__WHAT YOU WILL DO__
Each entry in the listing below should be restated word for word.

__EXTRACTED INFORMATION__
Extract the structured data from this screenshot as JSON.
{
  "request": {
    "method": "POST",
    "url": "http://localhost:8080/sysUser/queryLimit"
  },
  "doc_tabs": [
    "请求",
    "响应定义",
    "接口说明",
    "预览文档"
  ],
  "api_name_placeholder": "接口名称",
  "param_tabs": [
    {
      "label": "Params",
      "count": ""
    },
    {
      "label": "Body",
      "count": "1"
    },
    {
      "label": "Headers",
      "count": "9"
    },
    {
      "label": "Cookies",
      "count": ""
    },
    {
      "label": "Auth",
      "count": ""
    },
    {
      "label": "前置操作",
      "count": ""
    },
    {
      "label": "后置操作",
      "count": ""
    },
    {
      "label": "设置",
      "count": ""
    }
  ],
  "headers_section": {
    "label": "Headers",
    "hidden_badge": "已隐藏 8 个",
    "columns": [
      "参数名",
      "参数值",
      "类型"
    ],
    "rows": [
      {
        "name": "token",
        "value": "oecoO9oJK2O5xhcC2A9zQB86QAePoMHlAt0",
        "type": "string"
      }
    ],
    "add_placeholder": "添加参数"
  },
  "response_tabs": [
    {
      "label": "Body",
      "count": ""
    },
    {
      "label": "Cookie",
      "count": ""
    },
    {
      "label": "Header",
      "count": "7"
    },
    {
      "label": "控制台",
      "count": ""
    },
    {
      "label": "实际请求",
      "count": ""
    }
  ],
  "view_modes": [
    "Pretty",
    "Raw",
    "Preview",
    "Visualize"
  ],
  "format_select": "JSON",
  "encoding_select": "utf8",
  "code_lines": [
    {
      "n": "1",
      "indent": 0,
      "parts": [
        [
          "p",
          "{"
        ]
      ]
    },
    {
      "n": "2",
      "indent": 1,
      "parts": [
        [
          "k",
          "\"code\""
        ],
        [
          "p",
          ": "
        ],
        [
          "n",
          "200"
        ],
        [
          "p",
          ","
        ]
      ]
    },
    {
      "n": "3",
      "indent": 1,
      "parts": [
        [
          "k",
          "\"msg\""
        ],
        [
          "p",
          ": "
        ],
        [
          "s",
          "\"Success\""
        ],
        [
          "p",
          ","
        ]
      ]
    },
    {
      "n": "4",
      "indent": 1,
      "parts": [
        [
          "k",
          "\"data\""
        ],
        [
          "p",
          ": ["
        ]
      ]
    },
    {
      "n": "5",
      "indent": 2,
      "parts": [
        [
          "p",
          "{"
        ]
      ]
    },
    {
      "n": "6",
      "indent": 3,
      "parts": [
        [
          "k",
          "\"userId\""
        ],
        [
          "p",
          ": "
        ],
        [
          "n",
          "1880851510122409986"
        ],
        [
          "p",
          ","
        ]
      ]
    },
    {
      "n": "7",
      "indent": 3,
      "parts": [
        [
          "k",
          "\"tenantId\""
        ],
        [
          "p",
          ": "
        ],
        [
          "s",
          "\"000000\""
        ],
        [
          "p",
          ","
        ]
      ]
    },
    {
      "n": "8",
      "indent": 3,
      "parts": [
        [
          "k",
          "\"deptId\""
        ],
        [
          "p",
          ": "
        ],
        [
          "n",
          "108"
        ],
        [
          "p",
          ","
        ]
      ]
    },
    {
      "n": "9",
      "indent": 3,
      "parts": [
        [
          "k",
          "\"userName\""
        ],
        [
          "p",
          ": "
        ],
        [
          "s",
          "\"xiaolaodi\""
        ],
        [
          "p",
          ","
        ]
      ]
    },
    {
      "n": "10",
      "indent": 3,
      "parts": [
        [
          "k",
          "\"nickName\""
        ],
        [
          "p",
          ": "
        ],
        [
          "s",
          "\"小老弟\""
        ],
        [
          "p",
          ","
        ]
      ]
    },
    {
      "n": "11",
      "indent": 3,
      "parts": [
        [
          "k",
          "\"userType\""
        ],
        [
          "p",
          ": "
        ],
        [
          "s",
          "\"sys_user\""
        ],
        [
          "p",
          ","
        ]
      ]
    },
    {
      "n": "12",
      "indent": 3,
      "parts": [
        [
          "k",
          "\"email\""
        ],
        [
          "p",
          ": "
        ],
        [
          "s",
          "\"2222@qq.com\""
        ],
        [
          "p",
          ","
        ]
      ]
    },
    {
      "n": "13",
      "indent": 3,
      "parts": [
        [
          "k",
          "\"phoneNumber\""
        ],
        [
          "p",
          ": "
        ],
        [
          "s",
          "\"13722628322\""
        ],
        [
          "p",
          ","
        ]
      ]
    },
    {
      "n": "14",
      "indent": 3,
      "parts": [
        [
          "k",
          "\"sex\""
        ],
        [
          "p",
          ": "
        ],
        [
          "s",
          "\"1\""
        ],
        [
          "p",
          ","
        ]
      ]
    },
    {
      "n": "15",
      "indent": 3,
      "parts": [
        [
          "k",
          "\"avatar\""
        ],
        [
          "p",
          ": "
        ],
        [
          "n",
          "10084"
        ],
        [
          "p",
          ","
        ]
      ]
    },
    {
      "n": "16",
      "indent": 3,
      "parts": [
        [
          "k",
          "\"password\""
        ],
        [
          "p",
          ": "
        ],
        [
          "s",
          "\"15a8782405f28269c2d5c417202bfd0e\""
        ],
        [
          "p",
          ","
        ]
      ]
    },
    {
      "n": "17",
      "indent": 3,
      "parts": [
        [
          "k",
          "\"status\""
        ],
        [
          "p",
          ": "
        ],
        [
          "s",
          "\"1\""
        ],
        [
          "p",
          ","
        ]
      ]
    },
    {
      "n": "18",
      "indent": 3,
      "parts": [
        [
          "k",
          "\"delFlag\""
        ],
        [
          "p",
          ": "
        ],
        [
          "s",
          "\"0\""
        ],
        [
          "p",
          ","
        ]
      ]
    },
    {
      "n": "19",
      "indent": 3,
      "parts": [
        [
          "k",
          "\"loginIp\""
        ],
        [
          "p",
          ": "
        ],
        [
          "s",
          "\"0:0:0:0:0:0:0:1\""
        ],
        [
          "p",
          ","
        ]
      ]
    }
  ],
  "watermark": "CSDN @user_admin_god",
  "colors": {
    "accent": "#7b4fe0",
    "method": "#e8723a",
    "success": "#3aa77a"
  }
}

__RIGHT ANSWER__
Extract the structured data from this screenshot as JSON.
{
  "request": {
    "method": "POST",
    "url": "http://localhost:8080/sysUser/queryLimit"
  },
  "doc_tabs": [
    "请求",
    "响应定义",
    "接口说明",
    "预览文档"
  ],
  "api_name_placeholder": "接口名称",
  "param_tabs": [
    {
      "label": "Params",
      "count": ""
    },
    {
      "label": "Body",
      "count": "1"
    },
    {
      "label": "Headers",
      "count": "9"
    },
    {
      "label": "Cookies",
      "count": ""
    },
    {
      "label": "Auth",
      "count": ""
    },
    {
      "label": "前置操作",
      "count": ""
    },
    {
      "label": "后置操作",
      "count": ""
    },
    {
      "label": "设置",
      "count": ""
    }
  ],
  "headers_section": {
    "label": "Headers",
    "hidden_badge": "已隐藏 8 个",
    "columns": [
      "参数名",
      "参数值",
      "类型"
    ],
    "rows": [
      {
        "name": "token",
        "value": "oecoO9oJK2O5xhcC2A9zQB86QAePoMHlAt0",
        "type": "string"
      }
    ],
    "add_placeholder": "添加参数"
  },
  "response_tabs": [
    {
      "label": "Body",
      "count": ""
    },
    {
      "label": "Cookie",
      "count": ""
    },
    {
      "label": "Header",
      "count": "7"
    },
    {
      "label": "控制台",
      "count": ""
    },
    {
      "label": "实际请求",
      "count": ""
    }
  ],
  "view_modes": [
    "Pretty",
    "Raw",
    "Preview",
    "Visualize"
  ],
  "format_select": "JSON",
  "encoding_select": "utf8",
  "code_lines": [
    {
      "n": "1",
      "indent": 0,
      "parts": [
        [
          "p",
          "{"
        ]
      ]
    },
    {
      "n": "2",
      "indent": 1,
      "parts": [
        [
          "k",
          "\"code\""
        ],
        [
          "p",
          ": "
        ],
        [
          "n",
          "200"
        ],
        [
          "p",
          ","
        ]
      ]
    },
    {
      "n": "3",
      "indent": 1,
      "parts": [
        [
          "k",
          "\"msg\""
        ],
        [
          "p",
          ": "
        ],
        [
          "s",
          "\"Success\""
        ],
        [
          "p",
          ","
        ]
      ]
    },
    {
      "n": "4",
      "indent": 1,
      "parts": [
        [
          "k",
          "\"data\""
        ],
        [
          "p",
          ": ["
        ]
      ]
    },
    {
      "n": "5",
      "indent": 2,
      "parts": [
        [
          "p",
          "{"
        ]
      ]
    },
    {
      "n": "6",
      "indent": 3,
      "parts": [
        [
          "k",
          "\"userId\""
        ],
        [
          "p",
          ": "
        ],
        [
          "n",
          "1880851510122409986"
        ],
        [
          "p",
          ","
        ]
      ]
    },
    {
      "n": "7",
      "indent": 3,
      "parts": [
        [
          "k",
          "\"tenantId\""
        ],
        [
          "p",
          ": "
        ],
        [
          "s",
          "\"000000\""
        ],
        [
          "p",
          ","
        ]
      ]
    },
    {
      "n": "8",
      "indent": 3,
      "parts": [
        [
          "k",
          "\"deptId\""
        ],
        [
          "p",
          ": "
        ],
        [
          "n",
          "108"
        ],
        [
          "p",
          ","
        ]
      ]
    },
    {
      "n": "9",
      "indent": 3,
      "parts": [
        [
          "k",
          "\"userName\""
        ],
        [
          "p",
          ": "
        ],
        [
          "s",
          "\"xiaolaodi\""
        ],
        [
          "p",
          ","
        ]
      ]
    },
    {
      "n": "10",
      "indent": 3,
      "parts": [
        [
          "k",
          "\"nickName\""
        ],
        [
          "p",
          ": "
        ],
        [
          "s",
          "\"小老弟\""
        ],
        [
          "p",
          ","
        ]
      ]
    },
    {
      "n": "11",
      "indent": 3,
      "parts": [
        [
          "k",
          "\"userType\""
        ],
        [
          "p",
          ": "
        ],
        [
          "s",
          "\"sys_user\""
        ],
        [
          "p",
          ","
        ]
      ]
    },
    {
      "n": "12",
      "indent": 3,
      "parts": [
        [
          "k",
          "\"email\""
        ],
        [
          "p",
          ": "
        ],
        [
          "s",
          "\"2222@qq.com\""
        ],
        [
          "p",
          ","
        ]
      ]
    },
    {
      "n": "13",
      "indent": 3,
      "parts": [
        [
          "k",
          "\"phoneNumber\""
        ],
        [
          "p",
          ": "
        ],
        [
          "s",
          "\"13722628322\""
        ],
        [
          "p",
          ","
        ]
      ]
    },
    {
      "n": "14",
      "indent": 3,
      "parts": [
        [
          "k",
          "\"sex\""
        ],
        [
          "p",
          ": "
        ],
        [
          "s",
          "\"1\""
        ],
        [
          "p",
          ","
        ]
      ]
    },
    {
      "n": "15",
      "indent": 3,
      "parts": [
        [
          "k",
          "\"avatar\""
        ],
        [
          "p",
          ": "
        ],
        [
          "n",
          "10084"
        ],
        [
          "p",
          ","
        ]
      ]
    },
    {
      "n": "16",
      "indent": 3,
      "parts": [
        [
          "k",
          "\"password\""
        ],
        [
          "p",
          ": "
        ],
        [
          "s",
          "\"15a8782405f28269c2d5c417202bfd0e\""
        ],
        [
          "p",
          ","
        ]
      ]
    },
    {
      "n": "17",
      "indent": 3,
      "parts": [
        [
          "k",
          "\"status\""
        ],
        [
          "p",
          ": "
        ],
        [
          "s",
          "\"1\""
        ],
        [
          "p",
          ","
        ]
      ]
    },
    {
      "n": "18",
      "indent": 3,
      "parts": [
        [
          "k",
          "\"delFlag\""
        ],
        [
          "p",
          ": "
        ],
        [
          "s",
          "\"0\""
        ],
        [
          "p",
          ","
        ]
      ]
    },
    {
      "n": "19",
      "indent": 3,
      "parts": [
        [
          "k",
          "\"loginIp\""
        ],
        [
          "p",
          ": "
        ],
        [
          "s",
          "\"0:0:0:0:0:0:0:1\""
        ],
        [
          "p",
          ","
        ]
      ]
    }
  ],
  "watermark": "CSDN @user_admin_god",
  "colors": {
    "accent": "#7b4fe0",
    "method": "#e8723a",
    "success": "#3aa77a"
  }
}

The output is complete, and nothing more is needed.